(The problem)
Write out all the data again, exactly as it stands.

══ Task material

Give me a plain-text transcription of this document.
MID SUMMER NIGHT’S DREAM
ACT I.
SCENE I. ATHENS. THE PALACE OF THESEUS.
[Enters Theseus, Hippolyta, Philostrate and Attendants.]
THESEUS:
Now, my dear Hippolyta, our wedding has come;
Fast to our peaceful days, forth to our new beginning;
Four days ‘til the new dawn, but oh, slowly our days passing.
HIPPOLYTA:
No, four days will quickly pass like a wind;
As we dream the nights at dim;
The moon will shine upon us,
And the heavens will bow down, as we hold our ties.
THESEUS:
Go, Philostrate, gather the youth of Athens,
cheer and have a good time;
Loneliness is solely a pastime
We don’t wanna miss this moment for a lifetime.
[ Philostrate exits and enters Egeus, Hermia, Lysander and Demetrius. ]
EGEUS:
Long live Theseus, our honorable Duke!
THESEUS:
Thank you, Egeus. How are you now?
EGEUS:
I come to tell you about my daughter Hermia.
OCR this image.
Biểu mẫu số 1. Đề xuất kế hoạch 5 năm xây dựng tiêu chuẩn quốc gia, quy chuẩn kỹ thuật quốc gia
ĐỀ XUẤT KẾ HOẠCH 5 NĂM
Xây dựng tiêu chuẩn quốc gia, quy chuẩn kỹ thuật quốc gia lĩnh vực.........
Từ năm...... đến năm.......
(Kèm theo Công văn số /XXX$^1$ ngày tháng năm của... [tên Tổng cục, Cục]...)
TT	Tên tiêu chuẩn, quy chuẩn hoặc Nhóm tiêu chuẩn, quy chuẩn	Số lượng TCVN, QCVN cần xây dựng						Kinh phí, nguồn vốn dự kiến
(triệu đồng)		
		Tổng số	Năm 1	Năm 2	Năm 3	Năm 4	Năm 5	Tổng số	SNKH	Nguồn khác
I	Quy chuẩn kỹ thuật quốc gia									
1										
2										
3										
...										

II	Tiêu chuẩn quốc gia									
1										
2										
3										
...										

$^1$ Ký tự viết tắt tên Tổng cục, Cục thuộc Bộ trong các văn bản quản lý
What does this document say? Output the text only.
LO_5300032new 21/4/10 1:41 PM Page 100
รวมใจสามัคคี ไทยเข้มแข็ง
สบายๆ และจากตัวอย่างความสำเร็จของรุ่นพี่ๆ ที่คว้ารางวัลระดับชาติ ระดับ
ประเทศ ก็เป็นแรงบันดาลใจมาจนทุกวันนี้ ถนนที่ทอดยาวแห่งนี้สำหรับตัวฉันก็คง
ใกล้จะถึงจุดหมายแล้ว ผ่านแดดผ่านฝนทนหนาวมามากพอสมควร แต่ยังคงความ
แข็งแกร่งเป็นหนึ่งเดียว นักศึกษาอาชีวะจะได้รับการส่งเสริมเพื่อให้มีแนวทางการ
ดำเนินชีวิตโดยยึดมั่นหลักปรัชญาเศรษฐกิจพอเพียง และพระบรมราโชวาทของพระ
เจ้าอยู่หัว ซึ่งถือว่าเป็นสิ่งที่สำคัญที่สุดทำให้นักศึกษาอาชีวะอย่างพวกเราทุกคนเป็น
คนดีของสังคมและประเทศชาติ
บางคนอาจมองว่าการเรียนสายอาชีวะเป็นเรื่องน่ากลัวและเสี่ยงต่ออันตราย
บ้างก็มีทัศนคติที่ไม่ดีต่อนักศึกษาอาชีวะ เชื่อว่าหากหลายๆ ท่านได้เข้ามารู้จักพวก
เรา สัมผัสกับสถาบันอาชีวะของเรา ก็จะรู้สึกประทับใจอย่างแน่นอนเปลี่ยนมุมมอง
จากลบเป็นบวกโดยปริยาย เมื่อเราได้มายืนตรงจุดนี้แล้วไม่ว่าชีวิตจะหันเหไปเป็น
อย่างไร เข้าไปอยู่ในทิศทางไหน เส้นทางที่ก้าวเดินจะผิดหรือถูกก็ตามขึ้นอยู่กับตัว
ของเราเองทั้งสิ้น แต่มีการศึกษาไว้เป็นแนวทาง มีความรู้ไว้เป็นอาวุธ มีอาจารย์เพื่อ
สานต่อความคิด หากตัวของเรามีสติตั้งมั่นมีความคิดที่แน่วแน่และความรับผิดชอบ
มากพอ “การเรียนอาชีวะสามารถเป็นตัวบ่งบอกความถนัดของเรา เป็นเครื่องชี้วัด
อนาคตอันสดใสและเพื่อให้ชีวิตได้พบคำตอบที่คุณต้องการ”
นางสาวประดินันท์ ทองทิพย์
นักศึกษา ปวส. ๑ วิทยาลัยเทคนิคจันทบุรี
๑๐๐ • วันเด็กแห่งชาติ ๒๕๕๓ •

════

(Correct response)
Give me a plain-text transcription of this document.
MID SUMMER NIGHT’S DREAM
ACT I.
SCENE I. ATHENS. THE PALACE OF THESEUS.
[Enters Theseus, Hippolyta, Philostrate and Attendants.]
THESEUS:
Now, my dear Hippolyta, our wedding has come;
Fast to our peaceful days, forth to our new beginning;
Four days ‘til the new dawn, but oh, slowly our days passing.
HIPPOLYTA:
No, four days will quickly pass like a wind;
As we dream the nights at dim;
The moon will shine upon us,
And the heavens will bow down, as we hold our ties.
THESEUS:
Go, Philostrate, gather the youth of Athens,
cheer and have a good time;
Loneliness is solely a pastime
We don’t wanna miss this moment for a lifetime.
[ Philostrate exits and enters Egeus, Hermia, Lysander and Demetrius. ]
EGEUS:
Long live Theseus, our honorable Duke!
THESEUS:
Thank you, Egeus. How are you now?
EGEUS:
I come to tell you about my daughter Hermia.
OCR this image.
Biểu mẫu số 1. Đề xuất kế hoạch 5 năm xây dựng tiêu chuẩn quốc gia, quy chuẩn kỹ thuật quốc gia
ĐỀ XUẤT KẾ HOẠCH 5 NĂM
Xây dựng tiêu chuẩn quốc gia, quy chuẩn kỹ thuật quốc gia lĩnh vực.........
Từ năm...... đến năm.......
(Kèm theo Công văn số /XXX$^1$ ngày tháng năm của... [tên Tổng cục, Cục]...)
TT	Tên tiêu chuẩn, quy chuẩn hoặc Nhóm tiêu chuẩn, quy chuẩn	Số lượng TCVN, QCVN cần xây dựng						Kinh phí, nguồn vốn dự kiến
(triệu đồng)		
		Tổng số	Năm 1	Năm 2	Năm 3	Năm 4	Năm 5	Tổng số	SNKH	Nguồn khác
I	Quy chuẩn kỹ thuật quốc gia									
1										
2										
3										
...										

II	Tiêu chuẩn quốc gia									
1										
2										
3										
...										

$^1$ Ký tự viết tắt tên Tổng cục, Cục thuộc Bộ trong các văn bản quản lý
What does this document say? Output the text only.
LO_5300032new 21/4/10 1:41 PM Page 100
รวมใจสามัคคี ไทยเข้มแข็ง
สบายๆ และจากตัวอย่างความสำเร็จของรุ่นพี่ๆ ที่คว้ารางวัลระดับชาติ ระดับ
ประเทศ ก็เป็นแรงบันดาลใจมาจนทุกวันนี้ ถนนที่ทอดยาวแห่งนี้สำหรับตัวฉันก็คง
ใกล้จะถึงจุดหมายแล้ว ผ่านแดดผ่านฝนทนหนาวมามากพอสมควร แต่ยังคงความ
แข็งแกร่งเป็นหนึ่งเดียว นักศึกษาอาชีวะจะได้รับการส่งเสริมเพื่อให้มีแนวทางการ
ดำเนินชีวิตโดยยึดมั่นหลักปรัชญาเศรษฐกิจพอเพียง และพระบรมราโชวาทของพระ
เจ้าอยู่หัว ซึ่งถือว่าเป็นสิ่งที่สำคัญที่สุดทำให้นักศึกษาอาชีวะอย่างพวกเราทุกคนเป็น
คนดีของสังคมและประเทศชาติ
บางคนอาจมองว่าการเรียนสายอาชีวะเป็นเรื่องน่ากลัวและเสี่ยงต่ออันตราย
บ้างก็มีทัศนคติที่ไม่ดีต่อนักศึกษาอาชีวะ เชื่อว่าหากหลายๆ ท่านได้เข้ามารู้จักพวก
เรา สัมผัสกับสถาบันอาชีวะของเรา ก็จะรู้สึกประทับใจอย่างแน่นอนเปลี่ยนมุมมอง
จากลบเป็นบวกโดยปริยาย เมื่อเราได้มายืนตรงจุดนี้แล้วไม่ว่าชีวิตจะหันเหไปเป็น
อย่างไร เข้าไปอยู่ในทิศทางไหน เส้นทางที่ก้าวเดินจะผิดหรือถูกก็ตามขึ้นอยู่กับตัว
ของเราเองทั้งสิ้น แต่มีการศึกษาไว้เป็นแนวทาง มีความรู้ไว้เป็นอาวุธ มีอาจารย์เพื่อ
สานต่อความคิด หากตัวของเรามีสติตั้งมั่นมีความคิดที่แน่วแน่และความรับผิดชอบ
มากพอ “การเรียนอาชีวะสามารถเป็นตัวบ่งบอกความถนัดของเรา เป็นเครื่องชี้วัด
อนาคตอันสดใสและเพื่อให้ชีวิตได้พบคำตอบที่คุณต้องการ”
นางสาวประดินันท์ ทองทิพย์
นักศึกษา ปวส. ๑ วิทยาลัยเทคนิคจันทบุรี
๑๐๐ • วันเด็กแห่งชาติ ๒๕๕๓ •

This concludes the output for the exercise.